### [Aim]
Leave the pictures aside and write out exactly every line from the one containing "Reverse-engineer this chart into JSON." through the last line.

(Records from a data source)
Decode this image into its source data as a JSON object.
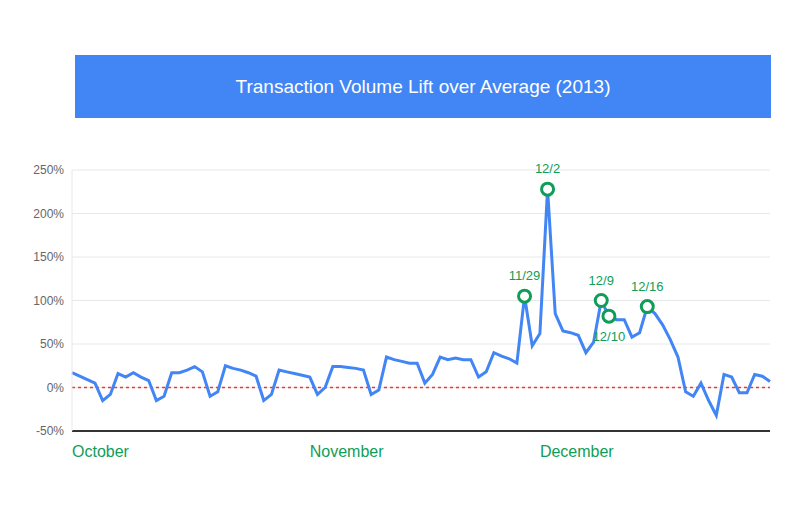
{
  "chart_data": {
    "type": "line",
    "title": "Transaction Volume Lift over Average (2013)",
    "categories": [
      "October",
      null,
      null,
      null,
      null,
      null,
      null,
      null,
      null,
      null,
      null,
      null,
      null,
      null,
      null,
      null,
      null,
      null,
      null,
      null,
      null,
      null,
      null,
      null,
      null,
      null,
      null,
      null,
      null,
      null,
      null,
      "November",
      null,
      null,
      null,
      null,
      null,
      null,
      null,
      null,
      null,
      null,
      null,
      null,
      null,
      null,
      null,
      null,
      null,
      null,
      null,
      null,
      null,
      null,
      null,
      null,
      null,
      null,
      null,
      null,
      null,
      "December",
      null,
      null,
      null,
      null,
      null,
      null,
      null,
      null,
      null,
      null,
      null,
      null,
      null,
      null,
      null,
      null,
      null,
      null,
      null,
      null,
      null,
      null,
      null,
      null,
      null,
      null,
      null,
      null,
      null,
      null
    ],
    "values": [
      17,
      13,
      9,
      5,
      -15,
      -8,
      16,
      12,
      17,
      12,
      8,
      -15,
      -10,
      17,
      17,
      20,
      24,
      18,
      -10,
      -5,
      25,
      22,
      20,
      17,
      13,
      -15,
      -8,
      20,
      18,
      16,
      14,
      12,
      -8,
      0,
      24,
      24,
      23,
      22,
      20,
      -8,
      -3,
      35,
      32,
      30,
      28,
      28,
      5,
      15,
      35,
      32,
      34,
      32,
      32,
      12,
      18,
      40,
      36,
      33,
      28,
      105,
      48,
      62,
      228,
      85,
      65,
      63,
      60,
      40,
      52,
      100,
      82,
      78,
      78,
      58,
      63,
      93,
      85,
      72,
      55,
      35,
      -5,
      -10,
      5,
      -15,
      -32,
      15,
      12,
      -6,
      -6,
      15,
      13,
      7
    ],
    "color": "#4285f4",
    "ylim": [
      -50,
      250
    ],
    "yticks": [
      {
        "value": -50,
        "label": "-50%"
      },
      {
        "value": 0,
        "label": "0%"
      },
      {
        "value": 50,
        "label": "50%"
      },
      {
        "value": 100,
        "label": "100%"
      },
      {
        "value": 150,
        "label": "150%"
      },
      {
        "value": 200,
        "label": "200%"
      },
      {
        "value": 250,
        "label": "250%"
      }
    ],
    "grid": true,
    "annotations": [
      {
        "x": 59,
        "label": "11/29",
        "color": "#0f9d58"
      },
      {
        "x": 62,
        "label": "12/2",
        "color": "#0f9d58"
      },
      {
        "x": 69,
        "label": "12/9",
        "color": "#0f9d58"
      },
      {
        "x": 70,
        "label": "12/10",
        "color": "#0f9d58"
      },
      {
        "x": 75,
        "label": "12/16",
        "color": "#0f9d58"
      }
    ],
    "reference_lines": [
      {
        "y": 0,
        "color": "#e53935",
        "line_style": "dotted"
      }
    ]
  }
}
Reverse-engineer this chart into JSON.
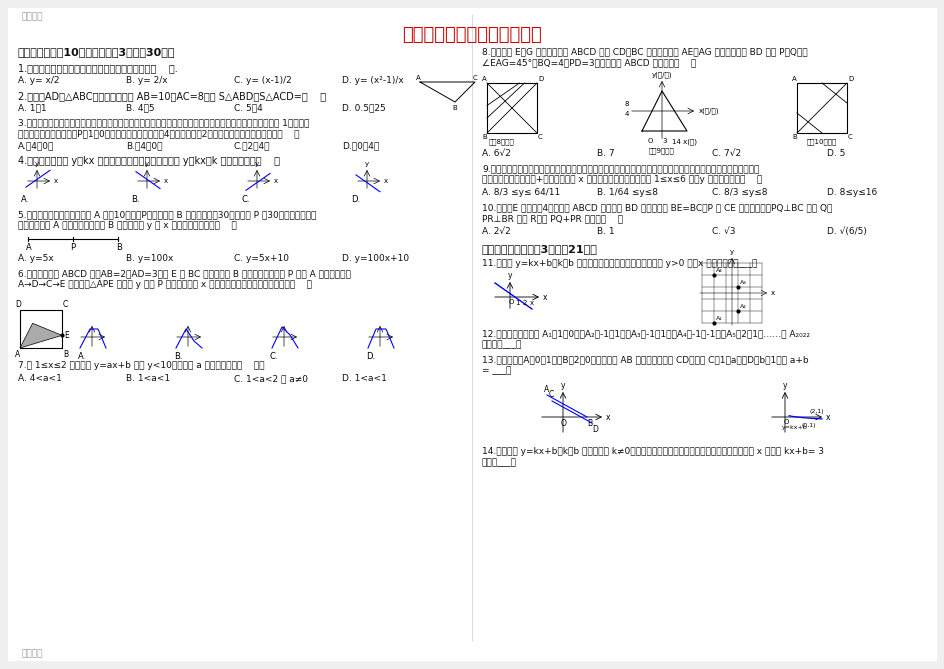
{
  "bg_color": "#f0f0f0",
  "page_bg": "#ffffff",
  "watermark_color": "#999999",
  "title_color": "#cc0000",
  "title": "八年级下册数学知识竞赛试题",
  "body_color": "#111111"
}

### [Result]
Reverse-engineer this chart into JSON.
{
  "bg_color": "#f0f0f0",
  "page_bg": "#ffffff",
  "watermark_color": "#999999",
  "title_color": "#cc0000",
  "title": "八年级下册数学知识竞赛试题",
  "body_color": "#111111"
}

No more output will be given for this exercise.